▶ [Task brief] Search the listing below for "style". Copy each matching line.

**** Source records ****

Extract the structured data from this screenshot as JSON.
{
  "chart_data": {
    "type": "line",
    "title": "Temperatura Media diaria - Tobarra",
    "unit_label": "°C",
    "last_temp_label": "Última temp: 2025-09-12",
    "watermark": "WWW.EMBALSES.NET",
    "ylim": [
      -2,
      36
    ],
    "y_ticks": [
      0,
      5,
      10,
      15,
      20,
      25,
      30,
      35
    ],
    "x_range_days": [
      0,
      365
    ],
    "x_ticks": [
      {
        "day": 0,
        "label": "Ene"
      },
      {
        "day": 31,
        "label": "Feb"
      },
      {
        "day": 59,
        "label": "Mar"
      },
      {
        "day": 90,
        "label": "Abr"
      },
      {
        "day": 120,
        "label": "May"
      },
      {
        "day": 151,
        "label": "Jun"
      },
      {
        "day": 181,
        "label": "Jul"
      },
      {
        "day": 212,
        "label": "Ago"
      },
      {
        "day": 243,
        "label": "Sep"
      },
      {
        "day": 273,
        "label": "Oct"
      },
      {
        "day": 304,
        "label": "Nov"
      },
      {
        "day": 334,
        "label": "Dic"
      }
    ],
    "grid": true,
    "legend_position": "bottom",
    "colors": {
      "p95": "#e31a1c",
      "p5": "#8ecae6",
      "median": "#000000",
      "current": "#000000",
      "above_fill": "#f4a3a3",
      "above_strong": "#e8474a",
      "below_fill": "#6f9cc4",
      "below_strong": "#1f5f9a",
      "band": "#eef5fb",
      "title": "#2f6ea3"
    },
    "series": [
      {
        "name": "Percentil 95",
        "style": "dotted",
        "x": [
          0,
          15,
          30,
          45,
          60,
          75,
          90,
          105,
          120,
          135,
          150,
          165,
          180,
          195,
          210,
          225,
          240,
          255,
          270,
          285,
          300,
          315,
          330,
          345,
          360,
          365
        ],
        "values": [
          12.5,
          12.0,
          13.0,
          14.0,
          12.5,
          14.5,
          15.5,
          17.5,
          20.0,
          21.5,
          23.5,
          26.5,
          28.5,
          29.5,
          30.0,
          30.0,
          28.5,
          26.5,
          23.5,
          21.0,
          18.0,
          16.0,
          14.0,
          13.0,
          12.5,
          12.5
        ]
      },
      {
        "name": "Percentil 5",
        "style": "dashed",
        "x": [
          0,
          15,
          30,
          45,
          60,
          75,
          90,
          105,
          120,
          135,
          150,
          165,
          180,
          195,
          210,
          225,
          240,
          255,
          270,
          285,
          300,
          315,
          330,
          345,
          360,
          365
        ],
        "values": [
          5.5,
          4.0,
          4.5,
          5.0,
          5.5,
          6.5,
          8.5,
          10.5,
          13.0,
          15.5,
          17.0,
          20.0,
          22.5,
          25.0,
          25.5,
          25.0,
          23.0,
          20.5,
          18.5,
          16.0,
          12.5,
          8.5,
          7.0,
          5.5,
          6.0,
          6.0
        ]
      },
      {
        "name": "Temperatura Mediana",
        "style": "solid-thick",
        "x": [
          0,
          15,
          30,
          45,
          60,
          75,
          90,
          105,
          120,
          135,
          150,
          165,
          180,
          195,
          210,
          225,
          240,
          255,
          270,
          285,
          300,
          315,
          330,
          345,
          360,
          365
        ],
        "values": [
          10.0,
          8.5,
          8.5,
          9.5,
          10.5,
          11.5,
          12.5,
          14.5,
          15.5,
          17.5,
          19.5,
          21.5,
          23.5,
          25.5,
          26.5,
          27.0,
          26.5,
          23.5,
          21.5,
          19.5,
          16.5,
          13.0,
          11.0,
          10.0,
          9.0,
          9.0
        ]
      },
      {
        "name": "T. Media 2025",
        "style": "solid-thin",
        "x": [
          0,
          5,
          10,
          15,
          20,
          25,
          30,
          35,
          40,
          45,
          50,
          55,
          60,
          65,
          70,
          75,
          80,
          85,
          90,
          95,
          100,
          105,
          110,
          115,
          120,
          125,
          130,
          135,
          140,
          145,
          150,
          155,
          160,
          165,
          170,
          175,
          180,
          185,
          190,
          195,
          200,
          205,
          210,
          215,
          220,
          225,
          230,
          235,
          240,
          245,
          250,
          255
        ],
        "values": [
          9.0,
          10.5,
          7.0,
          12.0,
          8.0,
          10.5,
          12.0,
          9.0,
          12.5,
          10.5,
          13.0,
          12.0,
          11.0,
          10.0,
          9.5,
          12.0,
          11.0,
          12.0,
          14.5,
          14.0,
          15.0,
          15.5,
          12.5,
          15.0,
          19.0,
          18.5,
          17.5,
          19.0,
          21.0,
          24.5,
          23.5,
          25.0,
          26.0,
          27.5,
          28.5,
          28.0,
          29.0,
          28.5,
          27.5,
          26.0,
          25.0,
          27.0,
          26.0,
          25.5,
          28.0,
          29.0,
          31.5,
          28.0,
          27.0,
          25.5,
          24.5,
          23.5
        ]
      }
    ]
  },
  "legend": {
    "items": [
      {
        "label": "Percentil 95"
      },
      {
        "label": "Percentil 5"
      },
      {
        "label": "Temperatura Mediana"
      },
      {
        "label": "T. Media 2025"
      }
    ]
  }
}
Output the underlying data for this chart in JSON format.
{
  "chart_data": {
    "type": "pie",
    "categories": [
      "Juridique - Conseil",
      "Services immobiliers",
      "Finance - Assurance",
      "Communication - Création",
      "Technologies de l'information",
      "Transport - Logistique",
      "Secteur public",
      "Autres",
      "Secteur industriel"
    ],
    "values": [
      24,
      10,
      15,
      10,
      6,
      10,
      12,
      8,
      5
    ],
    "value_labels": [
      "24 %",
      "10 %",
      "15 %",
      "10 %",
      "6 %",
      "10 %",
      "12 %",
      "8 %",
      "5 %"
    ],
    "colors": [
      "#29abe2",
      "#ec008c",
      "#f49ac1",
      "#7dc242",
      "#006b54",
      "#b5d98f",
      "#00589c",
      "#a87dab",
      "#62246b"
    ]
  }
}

****

▶ [Response for this exercise]
        "style": "dotted",
        "style": "dashed",
        "style": "solid-thick",
        "style": "solid-thin",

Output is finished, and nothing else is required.